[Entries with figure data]
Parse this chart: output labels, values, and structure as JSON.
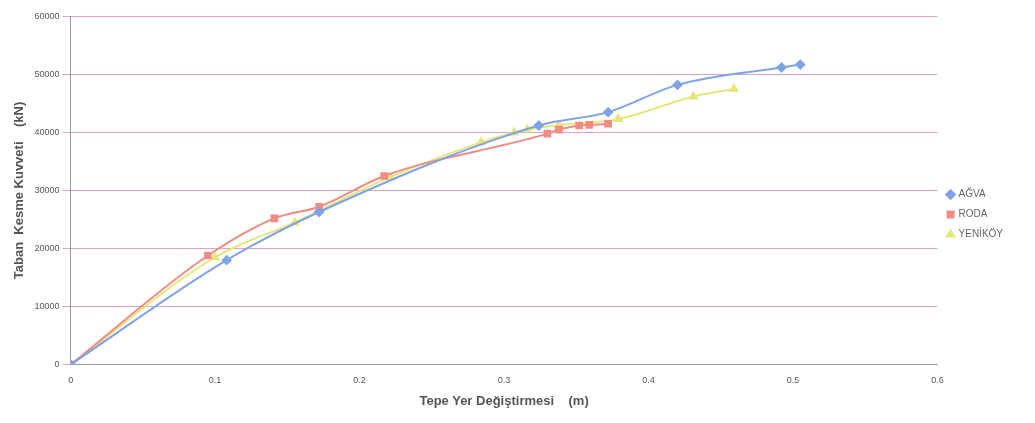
{
  "chart_data": {
    "type": "line",
    "xlabel": "Tepe Yer Değiştirmesi    (m)",
    "ylabel": "Taban  Kesme Kuvveti    (kN)",
    "xlim": [
      0,
      0.6
    ],
    "xticks": [
      0,
      0.1,
      0.2,
      0.3,
      0.4,
      0.5,
      0.6
    ],
    "ylim": [
      0,
      60000
    ],
    "yticks": [
      0,
      10000,
      20000,
      30000,
      40000,
      50000,
      60000
    ],
    "grid": "y",
    "legend": "right",
    "line_style": "solid",
    "series": [
      {
        "name": "AĞVA",
        "color": "#7ea3e6",
        "marker": "diamond",
        "x": [
          0,
          0.108,
          0.172,
          0.324,
          0.372,
          0.42,
          0.492,
          0.505
        ],
        "values": [
          0,
          18000,
          26300,
          41200,
          43500,
          48200,
          51200,
          51700
        ]
      },
      {
        "name": "RODA",
        "color": "#f28b82",
        "marker": "square",
        "x": [
          0,
          0.095,
          0.141,
          0.172,
          0.217,
          0.33,
          0.338,
          0.352,
          0.359,
          0.372
        ],
        "values": [
          0,
          18800,
          25200,
          27200,
          32500,
          39800,
          40500,
          41200,
          41300,
          41500
        ]
      },
      {
        "name": "YENİKÖY",
        "color": "#e6e67a",
        "marker": "triangle",
        "x": [
          0,
          0.1,
          0.155,
          0.221,
          0.284,
          0.307,
          0.316,
          0.338,
          0.379,
          0.431,
          0.459
        ],
        "values": [
          0,
          18500,
          24500,
          32300,
          38300,
          40000,
          40500,
          41300,
          42300,
          46200,
          47500
        ]
      }
    ]
  }
}
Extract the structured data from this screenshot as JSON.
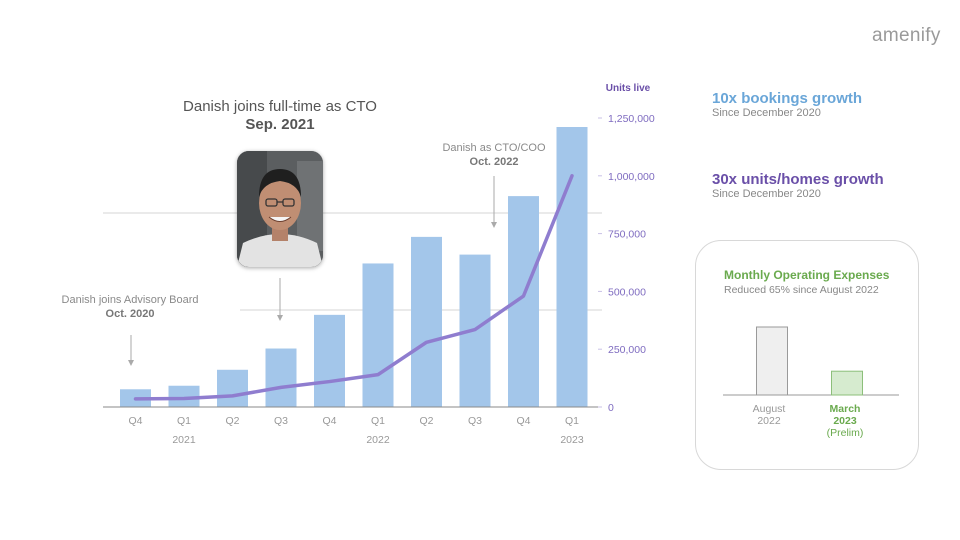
{
  "brand": {
    "logo_text": "amenify"
  },
  "annotations": {
    "cto_title": "Danish joins full-time as CTO",
    "cto_date": "Sep. 2021",
    "advisory_title": "Danish joins Advisory Board",
    "advisory_date": "Oct. 2020",
    "coo_title": "Danish as CTO/COO",
    "coo_date": "Oct. 2022"
  },
  "stats": [
    {
      "headline": "10x bookings growth",
      "sub": "Since December 2020",
      "color": "#6aa6d8"
    },
    {
      "headline": "30x units/homes growth",
      "sub": "Since December 2020",
      "color": "#6a4fa8"
    }
  ],
  "colors": {
    "bar": "#a3c6ea",
    "line": "#8f7dcf",
    "axis_text": "#7f6cc0",
    "opex_title": "#6aaa4e"
  },
  "chart_data": [
    {
      "type": "bar",
      "categories": [
        "Q4",
        "Q1",
        "Q2",
        "Q3",
        "Q4",
        "Q1",
        "Q2",
        "Q3",
        "Q4",
        "Q1"
      ],
      "year_labels": [
        {
          "label": "2021",
          "index": 1
        },
        {
          "label": "2022",
          "index": 5
        },
        {
          "label": "2023",
          "index": 9
        }
      ],
      "series": [
        {
          "values": [
            1,
            1.2,
            2.1,
            3.3,
            5.2,
            8.1,
            9.6,
            8.6,
            11.9,
            15.8
          ]
        },
        {
          "type": "line",
          "values": [
            35000,
            37000,
            48000,
            85000,
            110000,
            140000,
            280000,
            335000,
            480000,
            1000000
          ]
        }
      ],
      "y2label": "Units live",
      "y2ticks": [
        "1,250,000",
        "1,000,000",
        "750,000",
        "500,000",
        "250,000",
        "0"
      ],
      "y2lim": [
        0,
        1250000
      ]
    },
    {
      "type": "bar",
      "title": "Monthly Operating Expenses",
      "subtitle": "Reduced 65% since August 2022",
      "categories": [
        {
          "line1": "August",
          "line2": "2022",
          "line3": ""
        },
        {
          "line1": "March",
          "line2": "2023",
          "line3": "(Prelim)"
        }
      ],
      "values": [
        100,
        35
      ]
    }
  ]
}
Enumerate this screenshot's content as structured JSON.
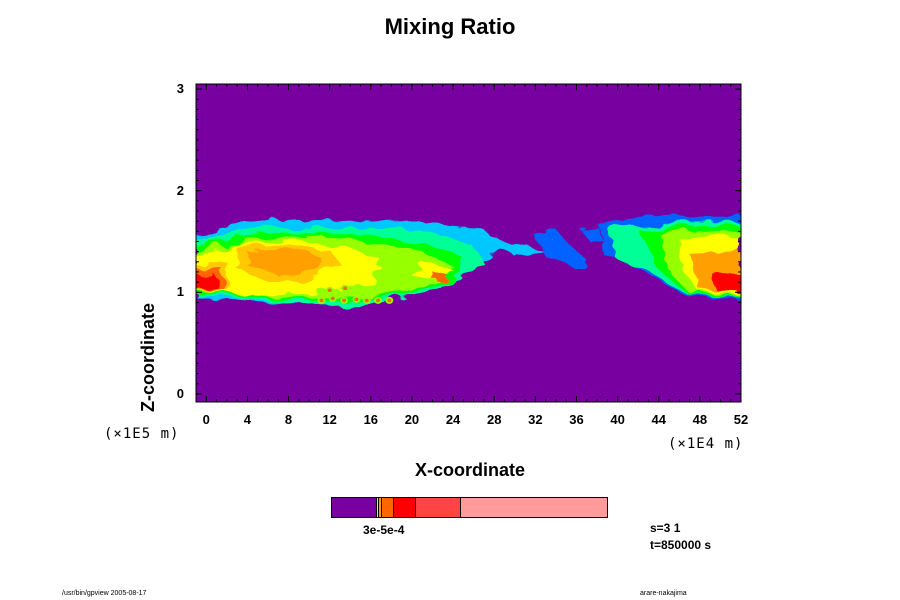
{
  "chart_data": {
    "type": "heatmap",
    "title": "Mixing Ratio",
    "xlabel": "X-coordinate",
    "ylabel": "Z-coordinate",
    "x_unit_label": "(×1E4 m)",
    "y_unit_label": "(×1E5 m)",
    "x_ticks": [
      "0",
      "4",
      "8",
      "12",
      "16",
      "20",
      "24",
      "28",
      "32",
      "36",
      "40",
      "44",
      "48",
      "52"
    ],
    "y_ticks": [
      "0",
      "1",
      "2",
      "3"
    ],
    "xlim": [
      -1,
      52
    ],
    "ylim": [
      -0.08,
      3.05
    ],
    "background_color": "#7800A0",
    "layer": {
      "z_bottom": 0.95,
      "z_top": 1.72
    },
    "colorbar": {
      "colors": [
        "#7800A0",
        "#FFFF00",
        "#FFA000",
        "#FF6600",
        "#FF0000",
        "#FF4444",
        "#FF9B9B"
      ],
      "tick_label": "3e-5e-4"
    }
  },
  "info": {
    "step": "s=3 1",
    "time": "t=850000 s"
  },
  "footer": {
    "left": "/usr/bin/gpview 2005-08-17",
    "right": "arare-nakajima"
  }
}
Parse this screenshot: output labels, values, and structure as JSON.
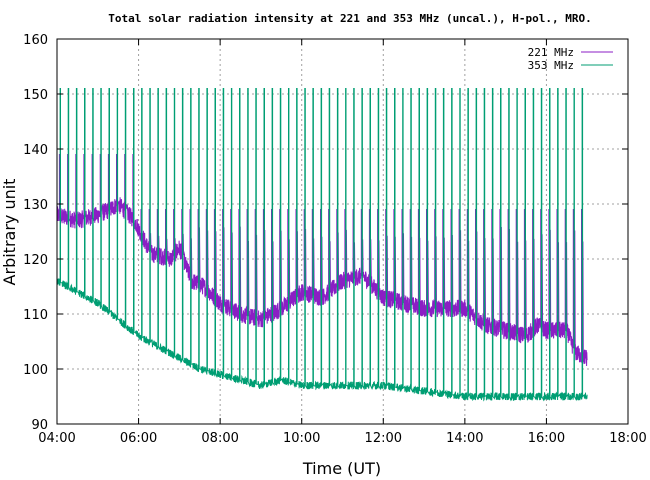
{
  "chart_data": {
    "type": "line",
    "title": "Total solar radiation intensity at 221 and 353 MHz (uncal.), H-pol., MRO.",
    "xlabel": "Time (UT)",
    "ylabel": "Arbitrary unit",
    "xlim": [
      4,
      18
    ],
    "ylim": [
      90,
      160
    ],
    "x_ticks": [
      "04:00",
      "06:00",
      "08:00",
      "10:00",
      "12:00",
      "14:00",
      "16:00",
      "18:00"
    ],
    "y_ticks": [
      90,
      100,
      110,
      120,
      130,
      140,
      150,
      160
    ],
    "grid": true,
    "legend_position": "top-right",
    "series": [
      {
        "name": "221 MHz",
        "color": "#8b1ec4",
        "x": [
          4.0,
          4.5,
          5.0,
          5.3,
          5.5,
          5.9,
          6.3,
          6.8,
          7.0,
          7.3,
          7.6,
          8.0,
          8.5,
          9.0,
          9.5,
          10.0,
          10.5,
          11.0,
          11.5,
          12.0,
          12.5,
          13.0,
          13.5,
          14.0,
          14.5,
          15.0,
          15.5,
          15.8,
          16.0,
          16.5,
          16.7,
          17.0
        ],
        "values": [
          128,
          127,
          128,
          129,
          130,
          127,
          121,
          120,
          122,
          116,
          115,
          112,
          110,
          109,
          111,
          114,
          113,
          116,
          117,
          113,
          112,
          111,
          111,
          111,
          108,
          107,
          106,
          108,
          107,
          107,
          103,
          102
        ],
        "comb_top": 139,
        "comb_top_late": 129,
        "comb_step_hours": 0.2
      },
      {
        "name": "353 MHz",
        "color": "#009e73",
        "x": [
          4.0,
          4.5,
          5.0,
          5.5,
          6.0,
          6.5,
          7.0,
          7.5,
          8.0,
          8.5,
          9.0,
          9.5,
          10.0,
          11.0,
          12.0,
          13.0,
          14.0,
          15.0,
          16.0,
          17.0
        ],
        "values": [
          116,
          114,
          112,
          109,
          106,
          104,
          102,
          100,
          99,
          98,
          97,
          98,
          97,
          97,
          97,
          96,
          95,
          95,
          95,
          95
        ],
        "comb_top": 151,
        "comb_step_hours": 0.2
      }
    ]
  }
}
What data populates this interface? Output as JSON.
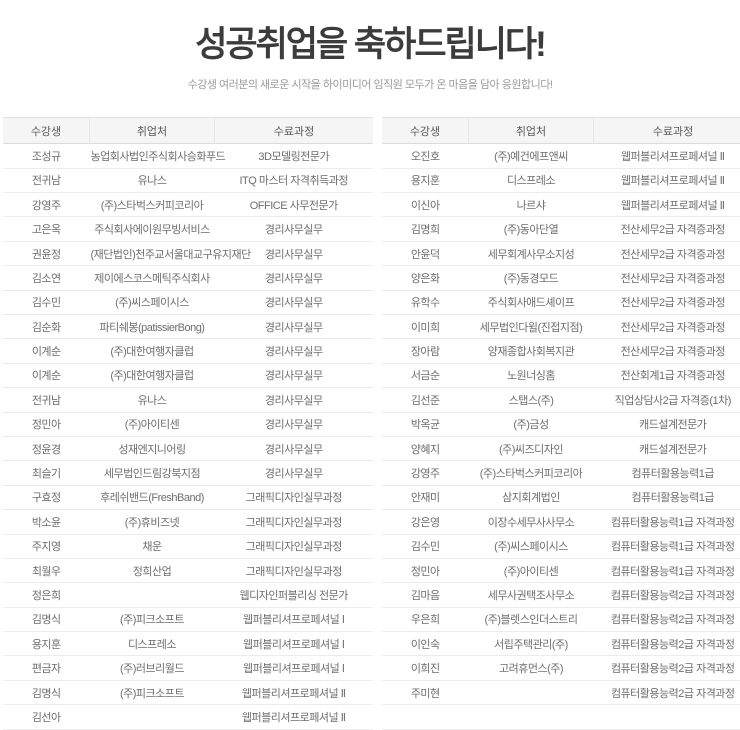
{
  "header": {
    "title": "성공취업을 축하드립니다!",
    "subtitle": "수강생 여러분의 새로운 시작을 하이미디어 임직원 모두가 온 마음을 담아 응원합니다!"
  },
  "colors": {
    "title_text": "#3c3c3c",
    "subtitle_text": "#9b9b9b",
    "table_text": "#6e6e6e",
    "header_row_bg": "#f5f5f5",
    "row_border": "#ececec"
  },
  "tables": {
    "columns": [
      "수강생",
      "취업처",
      "수료과정"
    ],
    "left": {
      "rows": [
        [
          "조성규",
          "농업회사법인주식회사승화푸드",
          "3D모델링전문가"
        ],
        [
          "전귀남",
          "유나스",
          "ITQ 마스터 자격취득과정"
        ],
        [
          "강영주",
          "(주)스타벅스커피코리아",
          "OFFICE 사무전문가"
        ],
        [
          "고은옥",
          "주식회사에이원무빙서비스",
          "경리사무실무"
        ],
        [
          "권윤정",
          "(재단법인)천주교서울대교구유지재단",
          "경리사무실무"
        ],
        [
          "김소연",
          "제이에스코스메틱주식회사",
          "경리사무실무"
        ],
        [
          "김수민",
          "(주)씨스페이시스",
          "경리사무실무"
        ],
        [
          "김순화",
          "파티쉐봉(patissierBong)",
          "경리사무실무"
        ],
        [
          "이계순",
          "(주)대한여행자클럽",
          "경리사무실무"
        ],
        [
          "이계순",
          "(주)대한여행자클럽",
          "경리사무실무"
        ],
        [
          "전귀남",
          "유나스",
          "경리사무실무"
        ],
        [
          "정민아",
          "(주)아이티센",
          "경리사무실무"
        ],
        [
          "정윤경",
          "성재엔지니어링",
          "경리사무실무"
        ],
        [
          "최슬기",
          "세무법인드림강북지점",
          "경리사무실무"
        ],
        [
          "구효정",
          "후레쉬밴드(FreshBand)",
          "그래픽디자인실무과정"
        ],
        [
          "박소윤",
          "(주)휴비즈넷",
          "그래픽디자인실무과정"
        ],
        [
          "주지영",
          "채운",
          "그래픽디자인실무과정"
        ],
        [
          "최월우",
          "정희산업",
          "그래픽디자인실무과정"
        ],
        [
          "정은희",
          "",
          "웹디자인퍼블리싱 전문가"
        ],
        [
          "김명식",
          "(주)피크소프트",
          "웹퍼블리셔프로페셔널 Ⅰ"
        ],
        [
          "용지훈",
          "디스프레소",
          "웹퍼블리셔프로페셔널 Ⅰ"
        ],
        [
          "편금자",
          "(주)러브리월드",
          "웹퍼블리셔프로페셔널 Ⅰ"
        ],
        [
          "김명식",
          "(주)피크소프트",
          "웹퍼블리셔프로페셔널 Ⅱ"
        ],
        [
          "김선아",
          "",
          "웹퍼블리셔프로페셔널 Ⅱ"
        ]
      ]
    },
    "right": {
      "rows": [
        [
          "오진호",
          "(주)예건에프앤씨",
          "웹퍼블리셔프로페셔널 Ⅱ"
        ],
        [
          "용지훈",
          "디스프레소",
          "웹퍼블리셔프로페셔널 Ⅱ"
        ],
        [
          "이신아",
          "나르샤",
          "웹퍼블리셔프로페셔널 Ⅱ"
        ],
        [
          "김명희",
          "(주)동아단열",
          "전산세무2급 자격증과정"
        ],
        [
          "안윤덕",
          "세무회계사무소지성",
          "전산세무2급 자격증과정"
        ],
        [
          "양은화",
          "(주)동경모드",
          "전산세무2급 자격증과정"
        ],
        [
          "유학수",
          "주식회사애드셰이프",
          "전산세무2급 자격증과정"
        ],
        [
          "이미희",
          "세무법인다윌(진접지점)",
          "전산세무2급 자격증과정"
        ],
        [
          "장아람",
          "양재종합사회복지관",
          "전산세무2급 자격증과정"
        ],
        [
          "서금순",
          "노원너싱홈",
          "전산회계1급 자격증과정"
        ],
        [
          "김선준",
          "스탭스(주)",
          "직업상담사2급 자격증(1차)"
        ],
        [
          "박옥균",
          "(주)금성",
          "캐드설계전문가"
        ],
        [
          "양혜지",
          "(주)씨즈디자인",
          "캐드설계전문가"
        ],
        [
          "강영주",
          "(주)스타벅스커피코리아",
          "컴퓨터활용능력1급"
        ],
        [
          "안재미",
          "삼지회계법인",
          "컴퓨터활용능력1급"
        ],
        [
          "강은영",
          "이장수세무사사무소",
          "컴퓨터활용능력1급 자격과정"
        ],
        [
          "김수민",
          "(주)씨스페이시스",
          "컴퓨터활용능력1급 자격과정"
        ],
        [
          "정민아",
          "(주)아이티센",
          "컴퓨터활용능력1급 자격과정"
        ],
        [
          "김마음",
          "세무사권택조사무소",
          "컴퓨터활용능력2급 자격과정"
        ],
        [
          "우은희",
          "(주)블렛스인더스트리",
          "컴퓨터활용능력2급 자격과정"
        ],
        [
          "이인숙",
          "서립주택관리(주)",
          "컴퓨터활용능력2급 자격과정"
        ],
        [
          "이희진",
          "고려휴먼스(주)",
          "컴퓨터활용능력2급 자격과정"
        ],
        [
          "주미현",
          "",
          "컴퓨터활용능력2급 자격과정"
        ],
        [
          "",
          "",
          ""
        ]
      ]
    }
  }
}
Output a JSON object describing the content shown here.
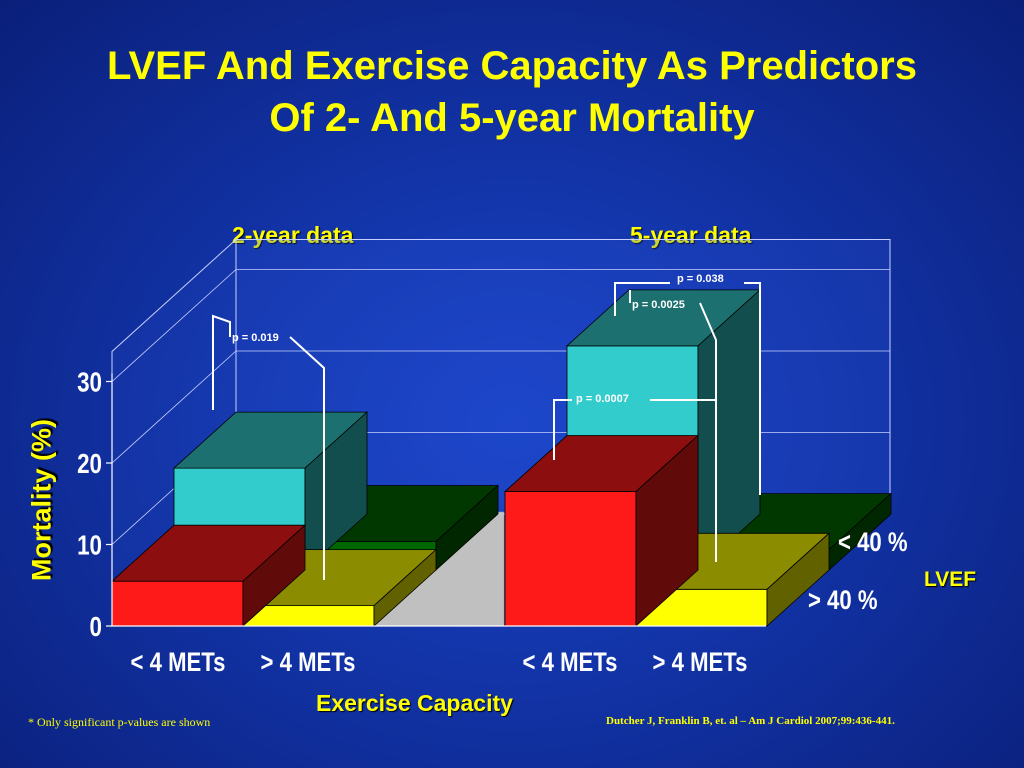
{
  "slide": {
    "title_line1": "LVEF And Exercise Capacity As Predictors",
    "title_line2": "Of 2- And 5-year Mortality",
    "footnote": "* Only significant p-values are shown",
    "citation": "Dutcher J, Franklin B, et. al – Am J Cardiol 2007;99:436-441."
  },
  "colors": {
    "lvef_gt40": "#ff1a1a",
    "lvef_gt40_alt": "#ffff00",
    "lvef_lt40": "#33cccc",
    "lvef_lt40_alt": "#006600",
    "background": "#1233a6",
    "text": "#ffff00"
  },
  "chart_data": {
    "type": "bar",
    "title": "",
    "xlabel": "Exercise Capacity",
    "ylabel": "Mortality (%)",
    "ylim": [
      0,
      30
    ],
    "yticks": [
      "0",
      "10",
      "20",
      "30"
    ],
    "groups": [
      {
        "label": "2-year data",
        "categories": [
          "< 4 METs",
          "> 4 METs"
        ]
      },
      {
        "label": "5-year data",
        "categories": [
          "< 4 METs",
          "> 4 METs"
        ]
      }
    ],
    "depth_labels": [
      "< 40 %",
      "> 40 %"
    ],
    "legend_title": "LVEF",
    "series": [
      {
        "name": "> 40 %",
        "values": [
          [
            5.5,
            2.5
          ],
          [
            16.5,
            4.5
          ]
        ]
      },
      {
        "name": "< 40 %",
        "values": [
          [
            12.5,
            3.5
          ],
          [
            27.5,
            2.5
          ]
        ]
      }
    ],
    "annotations": [
      "p = 0.019",
      "p = 0.038",
      "p = 0.0025",
      "p = 0.0007"
    ],
    "grid": true,
    "legend_placement": "right"
  }
}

Exercise:
Show each line of the data that contains the string "xlabel".

Written solution:
    "xlabel": "Tepe Yer Değiştirmesi    (m)",
    "xlabel": "X-coordinate",
    "xlabel": "Time (UT)",
    "xlabel": "Exercise Capacity",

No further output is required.